Task directions =
Without the pictures, print each of the records below exactly as it appears.
▽
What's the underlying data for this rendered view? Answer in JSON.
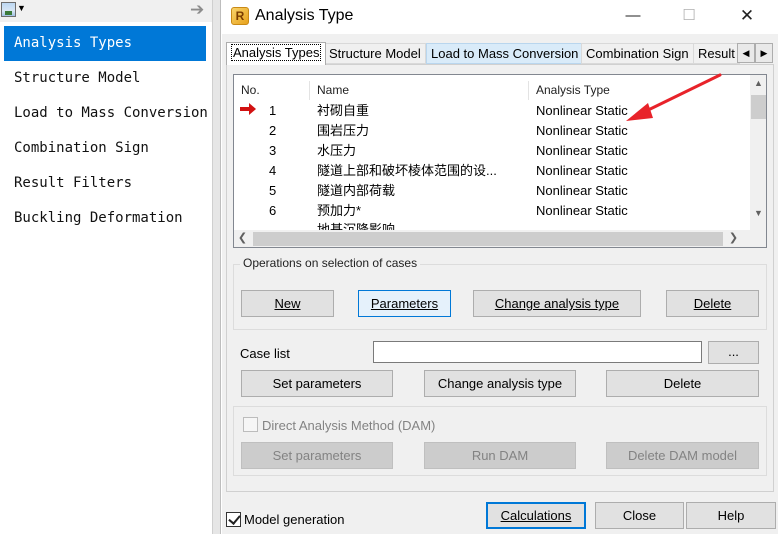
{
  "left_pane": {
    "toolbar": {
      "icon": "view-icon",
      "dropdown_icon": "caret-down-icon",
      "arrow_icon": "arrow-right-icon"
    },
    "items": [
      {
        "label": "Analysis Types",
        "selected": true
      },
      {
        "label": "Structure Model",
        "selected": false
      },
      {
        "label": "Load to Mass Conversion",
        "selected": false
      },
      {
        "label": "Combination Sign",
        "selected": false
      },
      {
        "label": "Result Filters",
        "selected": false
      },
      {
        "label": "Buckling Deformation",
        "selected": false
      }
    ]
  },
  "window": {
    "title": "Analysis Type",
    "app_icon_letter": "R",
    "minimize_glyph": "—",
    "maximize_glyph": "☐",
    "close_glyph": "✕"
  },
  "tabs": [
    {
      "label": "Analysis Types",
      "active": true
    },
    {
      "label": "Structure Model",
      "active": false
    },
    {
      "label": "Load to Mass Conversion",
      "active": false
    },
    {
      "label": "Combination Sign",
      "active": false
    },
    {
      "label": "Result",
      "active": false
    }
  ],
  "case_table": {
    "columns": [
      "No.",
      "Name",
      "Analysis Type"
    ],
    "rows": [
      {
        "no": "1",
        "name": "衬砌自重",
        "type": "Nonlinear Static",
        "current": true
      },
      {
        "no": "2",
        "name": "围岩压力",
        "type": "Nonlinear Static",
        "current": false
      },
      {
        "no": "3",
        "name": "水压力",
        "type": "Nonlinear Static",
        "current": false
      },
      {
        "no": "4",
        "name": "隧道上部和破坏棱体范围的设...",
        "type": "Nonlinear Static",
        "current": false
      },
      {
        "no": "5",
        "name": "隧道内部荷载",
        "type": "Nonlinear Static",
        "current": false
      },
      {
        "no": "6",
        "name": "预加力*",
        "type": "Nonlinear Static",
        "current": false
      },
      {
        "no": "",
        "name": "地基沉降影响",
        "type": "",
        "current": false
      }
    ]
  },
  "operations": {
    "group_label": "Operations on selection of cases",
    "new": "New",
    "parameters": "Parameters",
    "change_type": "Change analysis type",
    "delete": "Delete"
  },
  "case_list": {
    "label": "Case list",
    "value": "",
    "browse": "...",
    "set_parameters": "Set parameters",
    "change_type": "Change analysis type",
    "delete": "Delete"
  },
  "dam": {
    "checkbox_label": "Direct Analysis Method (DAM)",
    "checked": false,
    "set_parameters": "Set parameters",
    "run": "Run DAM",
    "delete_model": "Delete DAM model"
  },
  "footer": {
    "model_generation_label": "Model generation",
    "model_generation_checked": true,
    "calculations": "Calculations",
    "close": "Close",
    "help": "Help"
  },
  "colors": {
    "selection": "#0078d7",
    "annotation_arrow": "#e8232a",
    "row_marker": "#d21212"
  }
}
△
Written response =
What's the underlying data for this rendered view? Answer in JSON.
{
  "left_pane": {
    "toolbar": {
      "icon": "view-icon",
      "dropdown_icon": "caret-down-icon",
      "arrow_icon": "arrow-right-icon"
    },
    "items": [
      {
        "label": "Analysis Types",
        "selected": true
      },
      {
        "label": "Structure Model",
        "selected": false
      },
      {
        "label": "Load to Mass Conversion",
        "selected": false
      },
      {
        "label": "Combination Sign",
        "selected": false
      },
      {
        "label": "Result Filters",
        "selected": false
      },
      {
        "label": "Buckling Deformation",
        "selected": false
      }
    ]
  },
  "window": {
    "title": "Analysis Type",
    "app_icon_letter": "R",
    "minimize_glyph": "—",
    "maximize_glyph": "☐",
    "close_glyph": "✕"
  },
  "tabs": [
    {
      "label": "Analysis Types",
      "active": true
    },
    {
      "label": "Structure Model",
      "active": false
    },
    {
      "label": "Load to Mass Conversion",
      "active": false
    },
    {
      "label": "Combination Sign",
      "active": false
    },
    {
      "label": "Result",
      "active": false
    }
  ],
  "case_table": {
    "columns": [
      "No.",
      "Name",
      "Analysis Type"
    ],
    "rows": [
      {
        "no": "1",
        "name": "衬砌自重",
        "type": "Nonlinear Static",
        "current": true
      },
      {
        "no": "2",
        "name": "围岩压力",
        "type": "Nonlinear Static",
        "current": false
      },
      {
        "no": "3",
        "name": "水压力",
        "type": "Nonlinear Static",
        "current": false
      },
      {
        "no": "4",
        "name": "隧道上部和破坏棱体范围的设...",
        "type": "Nonlinear Static",
        "current": false
      },
      {
        "no": "5",
        "name": "隧道内部荷载",
        "type": "Nonlinear Static",
        "current": false
      },
      {
        "no": "6",
        "name": "预加力*",
        "type": "Nonlinear Static",
        "current": false
      },
      {
        "no": "",
        "name": "地基沉降影响",
        "type": "",
        "current": false
      }
    ]
  },
  "operations": {
    "group_label": "Operations on selection of cases",
    "new": "New",
    "parameters": "Parameters",
    "change_type": "Change analysis type",
    "delete": "Delete"
  },
  "case_list": {
    "label": "Case list",
    "value": "",
    "browse": "...",
    "set_parameters": "Set parameters",
    "change_type": "Change analysis type",
    "delete": "Delete"
  },
  "dam": {
    "checkbox_label": "Direct Analysis Method (DAM)",
    "checked": false,
    "set_parameters": "Set parameters",
    "run": "Run DAM",
    "delete_model": "Delete DAM model"
  },
  "footer": {
    "model_generation_label": "Model generation",
    "model_generation_checked": true,
    "calculations": "Calculations",
    "close": "Close",
    "help": "Help"
  },
  "colors": {
    "selection": "#0078d7",
    "annotation_arrow": "#e8232a",
    "row_marker": "#d21212"
  }
}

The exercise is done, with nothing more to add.